### Exercise requirements:
Only the lines holding the string "Education" are needed. Copy each one.

↓↓↓

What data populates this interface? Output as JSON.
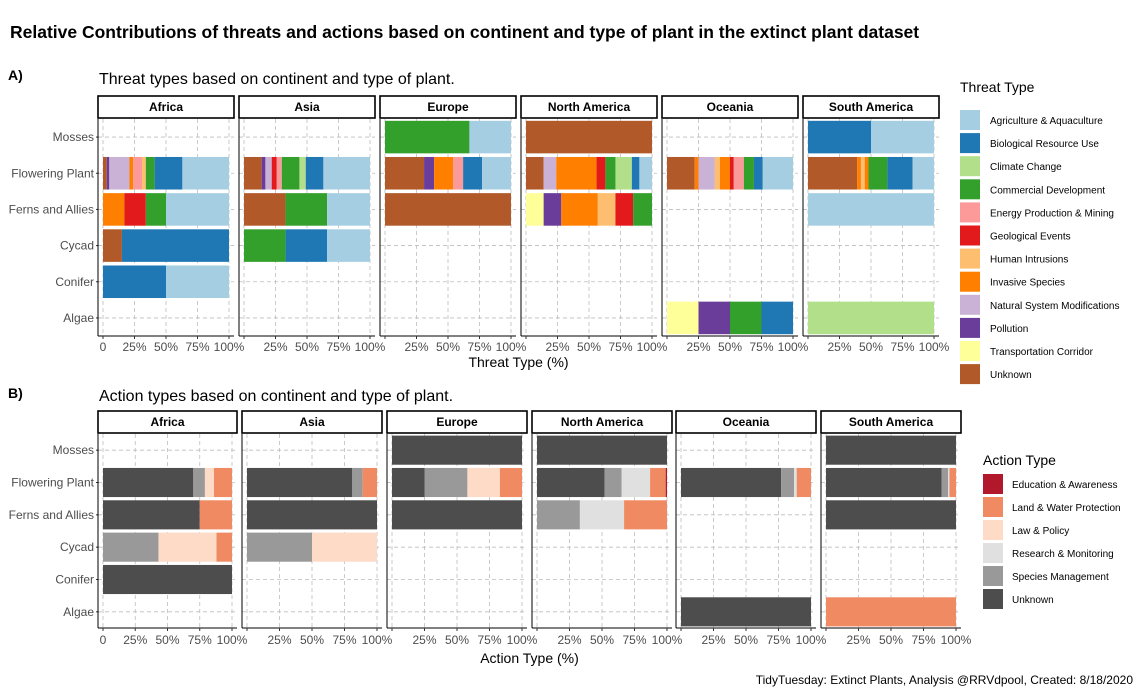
{
  "title": "Relative Contributions of threats and actions based on continent and type of plant in the extinct plant dataset",
  "caption": "TidyTuesday: Extinct Plants, Analysis @RRVdpool, Created: 8/18/2020",
  "colors": {
    "Agriculture & Aquaculture": "#a6cee3",
    "Biological Resource Use": "#1f78b4",
    "Climate Change": "#b2df8a",
    "Commercial Development": "#33a02c",
    "Energy Production & Mining": "#fb9a99",
    "Geological Events": "#e31a1c",
    "Human Intrusions": "#fdbf6f",
    "Invasive Species": "#ff7f00",
    "Natural System Modifications": "#cab2d6",
    "Pollution": "#6a3d9a",
    "Transportation Corridor": "#ffff99",
    "Unknown": "#b15928",
    "Education & Awareness": "#b2182b",
    "Land & Water Protection": "#ef8a62",
    "Law & Policy": "#fddbc7",
    "Research & Monitoring": "#e0e0e0",
    "Species Management": "#999999",
    "Unknown (action)": "#4d4d4d"
  },
  "chart_data": [
    {
      "type": "bar",
      "orientation": "horizontal",
      "stacked": "percent",
      "panel_label": "A)",
      "title": "Threat types based on continent and type of plant.",
      "xlabel": "Threat Type (%)",
      "ylabel": "",
      "xlim": [
        0,
        100
      ],
      "x_ticks": [
        "0",
        "25%",
        "50%",
        "75%",
        "100%"
      ],
      "grid": true,
      "legend_title": "Threat Type",
      "legend_position": "right",
      "legend": [
        "Agriculture & Aquaculture",
        "Biological Resource Use",
        "Climate Change",
        "Commercial Development",
        "Energy Production & Mining",
        "Geological Events",
        "Human Intrusions",
        "Invasive Species",
        "Natural System Modifications",
        "Pollution",
        "Transportation Corridor",
        "Unknown"
      ],
      "facets": [
        "Africa",
        "Asia",
        "Europe",
        "North America",
        "Oceania",
        "South America"
      ],
      "categories": [
        "Mosses",
        "Flowering Plant",
        "Ferns and Allies",
        "Cycad",
        "Conifer",
        "Algae"
      ],
      "bars": {
        "Africa": {
          "Flowering Plant": [
            [
              "Unknown",
              3
            ],
            [
              "Pollution",
              2
            ],
            [
              "Natural System Modifications",
              16
            ],
            [
              "Invasive Species",
              3
            ],
            [
              "Energy Production & Mining",
              7
            ],
            [
              "Human Intrusions",
              3
            ],
            [
              "Commercial Development",
              7
            ],
            [
              "Biological Resource Use",
              22
            ],
            [
              "Agriculture & Aquaculture",
              37
            ]
          ],
          "Ferns and Allies": [
            [
              "Invasive Species",
              17
            ],
            [
              "Geological Events",
              17
            ],
            [
              "Commercial Development",
              16
            ],
            [
              "Agriculture & Aquaculture",
              50
            ]
          ],
          "Cycad": [
            [
              "Unknown",
              15
            ],
            [
              "Biological Resource Use",
              85
            ]
          ],
          "Conifer": [
            [
              "Biological Resource Use",
              50
            ],
            [
              "Agriculture & Aquaculture",
              50
            ]
          ]
        },
        "Asia": {
          "Flowering Plant": [
            [
              "Unknown",
              14
            ],
            [
              "Pollution",
              3
            ],
            [
              "Natural System Modifications",
              5
            ],
            [
              "Geological Events",
              4
            ],
            [
              "Energy Production & Mining",
              4
            ],
            [
              "Commercial Development",
              14
            ],
            [
              "Climate Change",
              5
            ],
            [
              "Biological Resource Use",
              14
            ],
            [
              "Agriculture & Aquaculture",
              37
            ]
          ],
          "Ferns and Allies": [
            [
              "Unknown",
              33
            ],
            [
              "Commercial Development",
              33
            ],
            [
              "Agriculture & Aquaculture",
              34
            ]
          ],
          "Cycad": [
            [
              "Commercial Development",
              33
            ],
            [
              "Biological Resource Use",
              33
            ],
            [
              "Agriculture & Aquaculture",
              34
            ]
          ]
        },
        "Europe": {
          "Mosses": [
            [
              "Commercial Development",
              67
            ],
            [
              "Agriculture & Aquaculture",
              33
            ]
          ],
          "Flowering Plant": [
            [
              "Unknown",
              31
            ],
            [
              "Pollution",
              8
            ],
            [
              "Invasive Species",
              15
            ],
            [
              "Energy Production & Mining",
              8
            ],
            [
              "Biological Resource Use",
              15
            ],
            [
              "Agriculture & Aquaculture",
              23
            ]
          ],
          "Ferns and Allies": [
            [
              "Unknown",
              100
            ]
          ]
        },
        "North America": {
          "Mosses": [
            [
              "Unknown",
              100
            ]
          ],
          "Flowering Plant": [
            [
              "Unknown",
              14
            ],
            [
              "Natural System Modifications",
              10
            ],
            [
              "Invasive Species",
              32
            ],
            [
              "Geological Events",
              7
            ],
            [
              "Commercial Development",
              8
            ],
            [
              "Climate Change",
              13
            ],
            [
              "Biological Resource Use",
              6
            ],
            [
              "Agriculture & Aquaculture",
              10
            ]
          ],
          "Ferns and Allies": [
            [
              "Transportation Corridor",
              14
            ],
            [
              "Pollution",
              14
            ],
            [
              "Invasive Species",
              29
            ],
            [
              "Human Intrusions",
              14
            ],
            [
              "Geological Events",
              14
            ],
            [
              "Commercial Development",
              15
            ]
          ]
        },
        "Oceania": {
          "Flowering Plant": [
            [
              "Unknown",
              22
            ],
            [
              "Invasive Species",
              3
            ],
            [
              "Natural System Modifications",
              13
            ],
            [
              "Human Intrusions",
              4
            ],
            [
              "Invasive Species",
              8
            ],
            [
              "Geological Events",
              3
            ],
            [
              "Energy Production & Mining",
              8
            ],
            [
              "Commercial Development",
              8
            ],
            [
              "Biological Resource Use",
              7
            ],
            [
              "Agriculture & Aquaculture",
              24
            ]
          ],
          "Algae": [
            [
              "Transportation Corridor",
              25
            ],
            [
              "Pollution",
              25
            ],
            [
              "Commercial Development",
              25
            ],
            [
              "Biological Resource Use",
              25
            ]
          ]
        },
        "South America": {
          "Mosses": [
            [
              "Biological Resource Use",
              50
            ],
            [
              "Agriculture & Aquaculture",
              50
            ]
          ],
          "Flowering Plant": [
            [
              "Unknown",
              39
            ],
            [
              "Invasive Species",
              3
            ],
            [
              "Human Intrusions",
              3
            ],
            [
              "Invasive Species",
              3
            ],
            [
              "Commercial Development",
              15
            ],
            [
              "Biological Resource Use",
              20
            ],
            [
              "Agriculture & Aquaculture",
              17
            ]
          ],
          "Ferns and Allies": [
            [
              "Agriculture & Aquaculture",
              100
            ]
          ],
          "Algae": [
            [
              "Climate Change",
              100
            ]
          ]
        }
      }
    },
    {
      "type": "bar",
      "orientation": "horizontal",
      "stacked": "percent",
      "panel_label": "B)",
      "title": "Action types based on continent and type of plant.",
      "xlabel": "Action Type (%)",
      "ylabel": "",
      "xlim": [
        0,
        100
      ],
      "x_ticks": [
        "0",
        "25%",
        "50%",
        "75%",
        "100%"
      ],
      "grid": true,
      "legend_title": "Action Type",
      "legend_position": "right",
      "legend": [
        "Education & Awareness",
        "Land & Water Protection",
        "Law & Policy",
        "Research & Monitoring",
        "Species Management",
        "Unknown"
      ],
      "facets": [
        "Africa",
        "Asia",
        "Europe",
        "North America",
        "Oceania",
        "South America"
      ],
      "categories": [
        "Mosses",
        "Flowering Plant",
        "Ferns and Allies",
        "Cycad",
        "Conifer",
        "Algae"
      ],
      "bars": {
        "Africa": {
          "Flowering Plant": [
            [
              "Unknown (action)",
              70
            ],
            [
              "Species Management",
              9
            ],
            [
              "Law & Policy",
              7
            ],
            [
              "Land & Water Protection",
              14
            ]
          ],
          "Ferns and Allies": [
            [
              "Unknown (action)",
              75
            ],
            [
              "Land & Water Protection",
              25
            ]
          ],
          "Cycad": [
            [
              "Species Management",
              43
            ],
            [
              "Law & Policy",
              45
            ],
            [
              "Land & Water Protection",
              12
            ]
          ],
          "Conifer": [
            [
              "Unknown (action)",
              100
            ]
          ]
        },
        "Asia": {
          "Flowering Plant": [
            [
              "Unknown (action)",
              81
            ],
            [
              "Species Management",
              8
            ],
            [
              "Land & Water Protection",
              11
            ]
          ],
          "Ferns and Allies": [
            [
              "Unknown (action)",
              100
            ]
          ],
          "Cycad": [
            [
              "Species Management",
              50
            ],
            [
              "Law & Policy",
              50
            ]
          ]
        },
        "Europe": {
          "Mosses": [
            [
              "Unknown (action)",
              100
            ]
          ],
          "Flowering Plant": [
            [
              "Unknown (action)",
              25
            ],
            [
              "Species Management",
              33
            ],
            [
              "Law & Policy",
              25
            ],
            [
              "Land & Water Protection",
              17
            ]
          ],
          "Ferns and Allies": [
            [
              "Unknown (action)",
              100
            ]
          ]
        },
        "North America": {
          "Mosses": [
            [
              "Unknown (action)",
              100
            ]
          ],
          "Flowering Plant": [
            [
              "Unknown (action)",
              52
            ],
            [
              "Species Management",
              13
            ],
            [
              "Research & Monitoring",
              22
            ],
            [
              "Land & Water Protection",
              12
            ],
            [
              "Education & Awareness",
              1
            ]
          ],
          "Ferns and Allies": [
            [
              "Species Management",
              33
            ],
            [
              "Research & Monitoring",
              34
            ],
            [
              "Land & Water Protection",
              33
            ]
          ]
        },
        "Oceania": {
          "Flowering Plant": [
            [
              "Unknown (action)",
              77
            ],
            [
              "Species Management",
              10
            ],
            [
              "Research & Monitoring",
              2
            ],
            [
              "Land & Water Protection",
              11
            ]
          ],
          "Algae": [
            [
              "Unknown (action)",
              100
            ]
          ]
        },
        "South America": {
          "Mosses": [
            [
              "Unknown (action)",
              100
            ]
          ],
          "Flowering Plant": [
            [
              "Unknown (action)",
              89
            ],
            [
              "Species Management",
              5
            ],
            [
              "Research & Monitoring",
              1
            ],
            [
              "Land & Water Protection",
              5
            ]
          ],
          "Ferns and Allies": [
            [
              "Unknown (action)",
              100
            ]
          ],
          "Algae": [
            [
              "Land & Water Protection",
              100
            ]
          ]
        }
      }
    }
  ]
}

↑↑↑

### Solution to the problem:
    "Education & Awareness": "#b2182b",
        "Education & Awareness",
              "Education & Awareness",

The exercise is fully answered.